Requirement: Show, in full, each line of the data that contains "tube".

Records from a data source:
┏━━

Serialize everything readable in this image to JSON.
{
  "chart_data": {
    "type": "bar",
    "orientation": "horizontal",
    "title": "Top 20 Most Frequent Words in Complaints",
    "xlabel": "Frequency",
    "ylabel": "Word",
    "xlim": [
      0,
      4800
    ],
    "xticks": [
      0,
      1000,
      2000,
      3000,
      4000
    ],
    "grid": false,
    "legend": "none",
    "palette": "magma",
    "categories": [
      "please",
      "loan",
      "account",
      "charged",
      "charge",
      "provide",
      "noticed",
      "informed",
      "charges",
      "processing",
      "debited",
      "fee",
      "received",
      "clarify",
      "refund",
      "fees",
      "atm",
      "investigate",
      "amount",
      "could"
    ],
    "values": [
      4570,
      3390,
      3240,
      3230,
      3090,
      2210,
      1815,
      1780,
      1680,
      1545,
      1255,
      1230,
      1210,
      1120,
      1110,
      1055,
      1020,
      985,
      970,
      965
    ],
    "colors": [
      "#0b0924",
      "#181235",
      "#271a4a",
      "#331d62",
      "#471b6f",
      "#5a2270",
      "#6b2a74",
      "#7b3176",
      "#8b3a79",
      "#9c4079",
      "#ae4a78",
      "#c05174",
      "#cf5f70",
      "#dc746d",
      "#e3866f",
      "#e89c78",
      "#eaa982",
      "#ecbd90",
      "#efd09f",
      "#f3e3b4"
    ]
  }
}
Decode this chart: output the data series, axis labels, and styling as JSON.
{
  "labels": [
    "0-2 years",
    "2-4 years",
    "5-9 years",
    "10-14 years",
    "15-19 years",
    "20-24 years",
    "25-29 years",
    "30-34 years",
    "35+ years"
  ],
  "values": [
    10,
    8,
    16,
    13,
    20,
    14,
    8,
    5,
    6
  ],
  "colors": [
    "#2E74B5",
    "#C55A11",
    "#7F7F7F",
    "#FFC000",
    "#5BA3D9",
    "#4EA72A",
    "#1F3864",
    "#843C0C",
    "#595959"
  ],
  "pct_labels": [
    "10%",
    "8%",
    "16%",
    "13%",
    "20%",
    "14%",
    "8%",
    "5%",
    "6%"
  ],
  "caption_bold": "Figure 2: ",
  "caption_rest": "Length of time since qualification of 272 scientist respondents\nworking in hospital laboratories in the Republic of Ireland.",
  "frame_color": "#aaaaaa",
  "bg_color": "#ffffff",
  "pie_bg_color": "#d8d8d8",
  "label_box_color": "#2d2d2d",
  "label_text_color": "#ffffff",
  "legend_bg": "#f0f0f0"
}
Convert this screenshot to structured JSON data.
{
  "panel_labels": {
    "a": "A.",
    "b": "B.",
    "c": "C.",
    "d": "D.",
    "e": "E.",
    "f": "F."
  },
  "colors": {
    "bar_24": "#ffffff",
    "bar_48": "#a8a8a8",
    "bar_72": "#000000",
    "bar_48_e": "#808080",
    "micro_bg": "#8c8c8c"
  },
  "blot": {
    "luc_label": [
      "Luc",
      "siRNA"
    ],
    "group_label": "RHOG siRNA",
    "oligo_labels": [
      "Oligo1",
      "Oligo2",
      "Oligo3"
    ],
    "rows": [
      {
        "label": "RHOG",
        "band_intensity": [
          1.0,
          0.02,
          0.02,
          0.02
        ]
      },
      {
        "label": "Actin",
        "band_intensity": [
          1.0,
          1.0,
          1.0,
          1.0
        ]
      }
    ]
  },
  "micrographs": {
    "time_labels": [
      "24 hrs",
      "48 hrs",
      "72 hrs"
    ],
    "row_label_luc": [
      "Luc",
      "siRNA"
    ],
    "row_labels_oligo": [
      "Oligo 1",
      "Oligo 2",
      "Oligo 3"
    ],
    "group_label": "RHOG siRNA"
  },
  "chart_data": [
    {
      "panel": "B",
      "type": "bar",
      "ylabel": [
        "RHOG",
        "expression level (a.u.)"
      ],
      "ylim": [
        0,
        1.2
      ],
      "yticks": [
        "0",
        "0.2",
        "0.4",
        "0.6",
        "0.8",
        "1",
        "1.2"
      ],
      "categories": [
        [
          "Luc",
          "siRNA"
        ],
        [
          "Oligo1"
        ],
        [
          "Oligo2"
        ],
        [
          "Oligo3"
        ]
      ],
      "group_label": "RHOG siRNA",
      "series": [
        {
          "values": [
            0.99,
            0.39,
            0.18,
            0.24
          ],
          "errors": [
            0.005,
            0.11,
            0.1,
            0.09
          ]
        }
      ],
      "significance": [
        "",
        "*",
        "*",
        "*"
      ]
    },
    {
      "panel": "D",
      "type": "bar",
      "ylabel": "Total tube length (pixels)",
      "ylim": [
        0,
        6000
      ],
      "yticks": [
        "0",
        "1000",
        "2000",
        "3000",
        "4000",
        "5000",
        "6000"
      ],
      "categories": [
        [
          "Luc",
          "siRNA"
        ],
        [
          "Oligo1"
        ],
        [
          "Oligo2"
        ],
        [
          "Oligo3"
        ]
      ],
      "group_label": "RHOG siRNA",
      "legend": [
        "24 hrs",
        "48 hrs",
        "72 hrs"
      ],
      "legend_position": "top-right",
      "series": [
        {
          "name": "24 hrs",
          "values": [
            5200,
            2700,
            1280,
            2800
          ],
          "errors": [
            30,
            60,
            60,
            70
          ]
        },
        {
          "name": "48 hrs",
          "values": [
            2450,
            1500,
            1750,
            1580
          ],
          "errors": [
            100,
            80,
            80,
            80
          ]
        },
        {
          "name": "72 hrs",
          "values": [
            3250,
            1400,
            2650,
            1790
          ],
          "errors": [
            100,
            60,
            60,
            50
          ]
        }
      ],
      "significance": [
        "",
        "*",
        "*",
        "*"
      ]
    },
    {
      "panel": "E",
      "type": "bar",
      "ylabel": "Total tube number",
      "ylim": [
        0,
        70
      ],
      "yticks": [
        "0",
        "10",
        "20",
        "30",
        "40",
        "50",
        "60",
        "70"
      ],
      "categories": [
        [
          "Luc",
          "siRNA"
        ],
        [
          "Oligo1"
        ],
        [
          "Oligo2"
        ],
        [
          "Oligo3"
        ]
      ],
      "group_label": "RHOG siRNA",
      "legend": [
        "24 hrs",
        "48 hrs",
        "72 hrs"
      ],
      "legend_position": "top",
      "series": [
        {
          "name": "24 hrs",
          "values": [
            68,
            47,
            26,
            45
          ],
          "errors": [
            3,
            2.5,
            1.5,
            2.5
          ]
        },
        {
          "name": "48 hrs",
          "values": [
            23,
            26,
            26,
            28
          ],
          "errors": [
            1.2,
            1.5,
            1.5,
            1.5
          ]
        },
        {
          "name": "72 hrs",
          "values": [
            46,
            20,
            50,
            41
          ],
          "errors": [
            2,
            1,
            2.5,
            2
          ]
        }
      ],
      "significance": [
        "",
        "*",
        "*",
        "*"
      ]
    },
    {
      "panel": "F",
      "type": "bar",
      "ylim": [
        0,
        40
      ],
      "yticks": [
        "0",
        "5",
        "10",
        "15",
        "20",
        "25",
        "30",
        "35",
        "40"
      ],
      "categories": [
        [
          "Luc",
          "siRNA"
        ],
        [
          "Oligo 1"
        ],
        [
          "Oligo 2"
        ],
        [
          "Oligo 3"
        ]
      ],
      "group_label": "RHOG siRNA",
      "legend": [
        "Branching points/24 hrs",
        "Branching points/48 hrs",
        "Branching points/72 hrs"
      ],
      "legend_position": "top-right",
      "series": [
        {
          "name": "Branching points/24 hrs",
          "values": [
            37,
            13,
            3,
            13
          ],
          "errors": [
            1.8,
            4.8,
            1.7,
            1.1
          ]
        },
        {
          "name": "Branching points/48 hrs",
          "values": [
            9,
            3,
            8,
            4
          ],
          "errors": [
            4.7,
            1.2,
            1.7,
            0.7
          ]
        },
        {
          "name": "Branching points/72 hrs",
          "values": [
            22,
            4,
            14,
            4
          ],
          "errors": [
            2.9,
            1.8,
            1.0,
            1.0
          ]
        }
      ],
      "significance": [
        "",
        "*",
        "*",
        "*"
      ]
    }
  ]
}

┗━━

Complete answer:
      "ylabel": "Total tube length (pixels)",
      "ylabel": "Total tube number",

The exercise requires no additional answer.